__EXTRACTED MATERIAL__.
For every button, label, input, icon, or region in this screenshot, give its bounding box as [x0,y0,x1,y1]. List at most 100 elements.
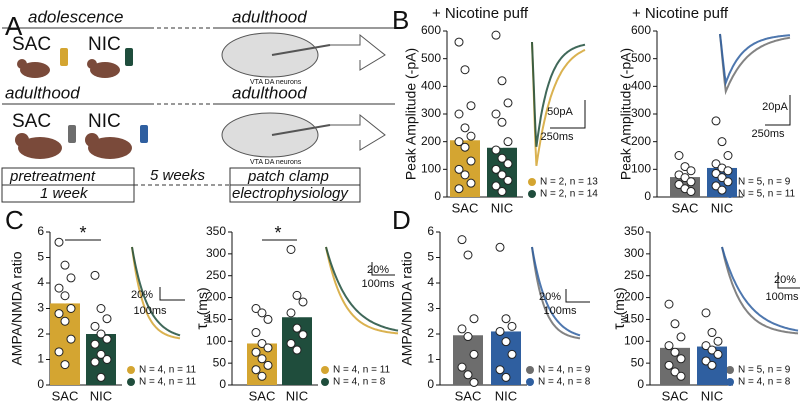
data-point [251,365,261,375]
y-tick-label: 200 [206,290,226,304]
x-tick-label: SAC [672,200,699,215]
data-point [507,349,517,359]
y-tick-label: 4 [37,275,44,289]
legend-label: N = 4, n = 11 [139,377,197,388]
scale-bar-label: 250ms [751,128,785,140]
data-point [102,355,112,364]
data-point [263,314,273,324]
y-tick-label: 100 [421,162,441,176]
panel-a-schematic [1,27,395,203]
data-point [251,304,261,313]
data-point [491,164,501,174]
data-point [463,370,473,380]
data-point [674,151,684,160]
y-tick-label: 250 [624,268,644,282]
data-point [676,371,686,381]
x-tick-label: SAC [662,388,689,401]
data-point [292,345,302,355]
y-axis-label: Peak Amplitude (-pA) [403,48,419,180]
data-point [454,184,464,194]
timeline-label: electrophysiology [232,185,349,202]
data-point [664,341,674,351]
data-point [460,142,470,152]
data-point [90,357,100,367]
legend-marker [528,178,536,186]
data-point [298,330,308,340]
bar [50,303,80,385]
legend-marker [726,378,734,386]
data-point [701,356,711,366]
data-point [90,321,100,331]
y-tick-label: 1 [427,352,434,366]
scale-bar-label: 100ms [133,305,167,317]
data-point [497,186,507,196]
y-tick-label: 6 [427,224,434,238]
panel-label: D [392,205,411,235]
data-point [251,328,261,338]
y-tick-label: 2 [37,326,44,340]
y-tick-label: 0 [37,377,44,391]
data-point [497,170,507,180]
y-tick-label: 400 [631,79,651,93]
data-point [711,168,721,178]
y-tick-label: 100 [206,333,226,347]
legend-label: N = 5, n = 9 [738,177,791,188]
y-tick-label: 500 [421,51,441,65]
y-tick-label: 6 [37,224,44,238]
data-point [707,328,717,338]
scale-bar [371,262,395,276]
data-point [102,334,112,344]
y-axis-label: AMPA/NMDA ratio [399,251,415,365]
y-tick-label: 300 [421,106,441,120]
scale-bar-label: 50pA [547,106,573,118]
timeline-label: pretreatment [9,168,96,185]
scale-bar-label: 100ms [361,278,395,290]
data-point [454,137,464,147]
x-tick-label: NIC [491,200,513,215]
data-point [686,177,696,187]
x-tick-label: SAC [452,200,479,215]
data-point [457,324,467,334]
data-point [497,153,507,163]
example-trace [721,246,799,332]
data-point [292,290,302,300]
y-axis-label: AMPA/NMDA ratio [9,251,25,365]
legend-label: N = 4, n = 11 [139,365,197,376]
legend-label: N = 2, n = 14 [540,189,598,200]
significance-label: * [79,223,86,243]
data-point [286,308,296,318]
data-point [670,367,680,377]
data-point [457,362,467,372]
stage-label: adulthood [232,7,307,26]
data-point [263,343,273,353]
data-point [670,347,680,357]
example-trace [531,246,581,340]
legend-label: N = 4, n = 8 [333,377,386,388]
data-point [457,235,467,245]
y-tick-label: 200 [624,290,644,304]
data-point [60,316,70,326]
y-tick-label: 0 [219,377,226,391]
y-tick-label: 600 [631,23,651,37]
data-point [466,156,476,166]
y-axis-label-sub: w [201,315,213,324]
legend-marker [321,378,329,386]
x-tick-label: SAC [52,388,79,401]
y-tick-label: 250 [206,268,226,282]
data-point [469,314,479,324]
data-point [711,181,721,191]
data-point [463,332,473,342]
data-point [454,164,464,174]
data-point [469,377,479,387]
legend-label: N = 5, n = 9 [738,365,791,376]
data-point [664,360,674,370]
y-tick-label: 100 [624,333,644,347]
y-tick-label: 0 [427,377,434,391]
scale-bar-label: 100ms [765,291,799,303]
y-tick-label: 3 [37,301,44,315]
y-tick-label: 300 [624,246,644,260]
timeline-label: 1 week [40,185,89,202]
data-point [298,297,308,307]
data-point [680,162,690,172]
y-axis-label-sub: w [618,315,630,324]
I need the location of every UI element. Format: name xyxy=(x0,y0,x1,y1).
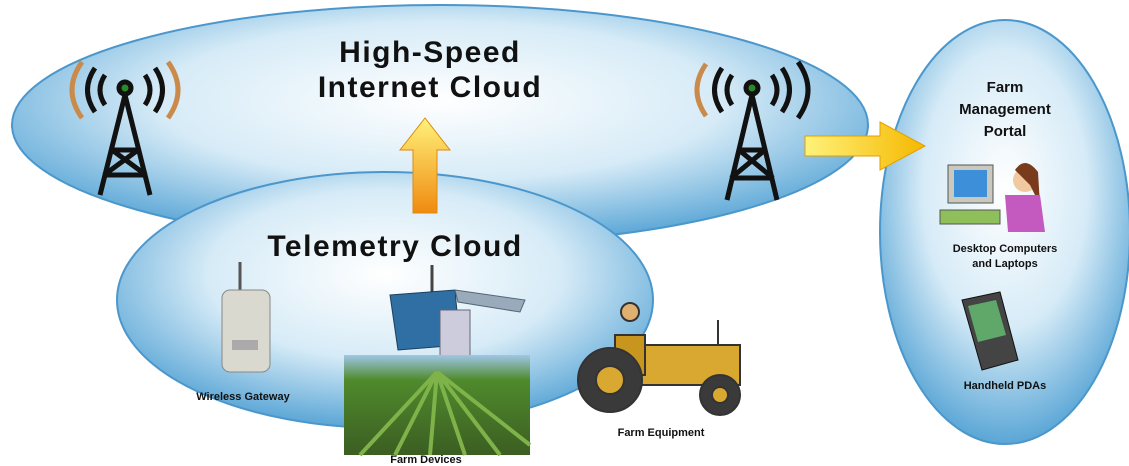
diagram: High-Speed Internet Cloud Telemetry Clou… xyxy=(0,0,1129,466)
internet-cloud-title: Internet Cloud xyxy=(318,71,542,104)
desktop-label: Desktop Computers xyxy=(953,243,1058,255)
desktop-icon xyxy=(940,163,1045,232)
telemetry-cloud-title: Telemetry Cloud xyxy=(267,230,522,263)
page: High-Speed Internet Cloud Telemetry Clou… xyxy=(0,0,1129,466)
farm-devices-label: Farm Devices xyxy=(390,454,462,466)
portal-title: Management xyxy=(959,101,1051,118)
internet-cloud-title: High-Speed xyxy=(339,36,521,69)
portal-title: Farm xyxy=(987,79,1024,96)
handheld-label: Handheld PDAs xyxy=(964,380,1047,392)
farm-equipment-label: Farm Equipment xyxy=(618,427,705,439)
portal-title: Portal xyxy=(984,123,1027,140)
farm-field-photo xyxy=(344,355,530,455)
gateway-label: Wireless Gateway xyxy=(196,391,290,403)
desktop-label: and Laptops xyxy=(972,258,1037,270)
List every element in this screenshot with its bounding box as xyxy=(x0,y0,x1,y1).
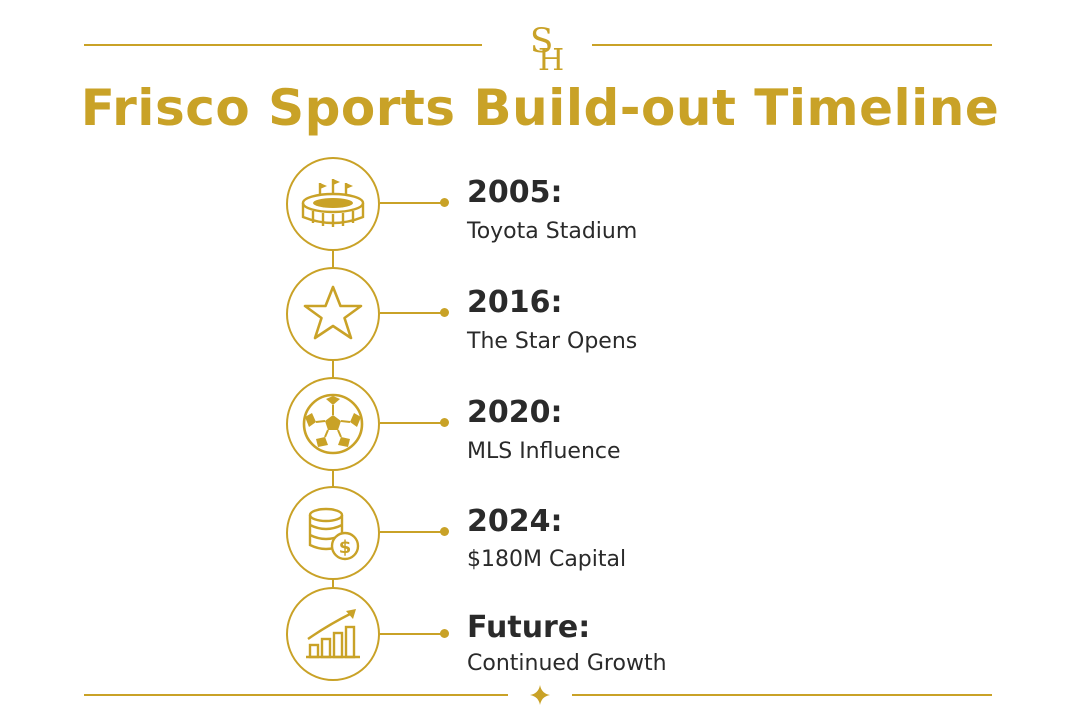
timeline-label: MLS Influence xyxy=(467,439,621,464)
star-icon xyxy=(303,285,363,340)
timeline-dot xyxy=(440,527,449,536)
soccer-ball-icon xyxy=(302,393,364,455)
timeline-year: 2016: xyxy=(467,285,563,320)
timeline-dot xyxy=(440,418,449,427)
timeline-label: Toyota Stadium xyxy=(467,219,638,244)
stadium-icon xyxy=(301,179,365,227)
timeline-node-2024: $ xyxy=(286,486,380,580)
timeline-label: Continued Growth xyxy=(467,651,667,676)
timeline-node-2005 xyxy=(286,157,380,251)
svg-text:$: $ xyxy=(339,537,352,558)
timeline-connector xyxy=(380,422,442,424)
header-rule-right xyxy=(592,44,992,46)
timeline-node-2020 xyxy=(286,377,380,471)
timeline-node-2016 xyxy=(286,267,380,361)
footer-rule-right xyxy=(572,694,992,696)
coins-dollar-icon: $ xyxy=(308,507,360,561)
timeline-dot xyxy=(440,308,449,317)
timeline-connector xyxy=(380,531,442,533)
sh-monogram-icon: S H xyxy=(530,21,564,78)
sparkle-icon xyxy=(530,685,550,705)
growth-chart-icon xyxy=(306,609,360,659)
timeline-node-future xyxy=(286,587,380,681)
timeline-year: 2005: xyxy=(467,175,563,210)
timeline-year: 2024: xyxy=(467,504,563,539)
timeline-label: The Star Opens xyxy=(467,329,638,354)
footer-rule-left xyxy=(84,694,508,696)
timeline-connector xyxy=(380,633,442,635)
svg-text:H: H xyxy=(538,43,564,78)
page-title: Frisco Sports Build-out Timeline xyxy=(80,79,1000,137)
timeline-connector xyxy=(380,202,442,204)
timeline-dot xyxy=(440,198,449,207)
timeline-dot xyxy=(440,629,449,638)
header-rule-left xyxy=(84,44,482,46)
timeline-connector xyxy=(380,312,442,314)
timeline-year: 2020: xyxy=(467,395,563,430)
timeline-label: $180M Capital xyxy=(467,547,627,572)
timeline-year: Future: xyxy=(467,610,591,645)
monogram-logo: S H xyxy=(500,12,580,78)
svg-text:S: S xyxy=(530,21,553,61)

__AIM__.
Extract the lines running from the line that contains "data-point [251,365,261,375]" through the line that contains "scale-bar-label: 250ms [751,128,785,140]", inclusive, and reproduce them without any changes.

__TASK RESPONSE__.
data-point [251,365,261,375]
y-tick-label: 200 [206,290,226,304]
x-tick-label: SAC [672,200,699,215]
data-point [507,349,517,359]
y-tick-label: 4 [37,275,44,289]
legend-label: N = 4, n = 11 [139,377,197,388]
scale-bar-label: 250ms [751,128,785,140]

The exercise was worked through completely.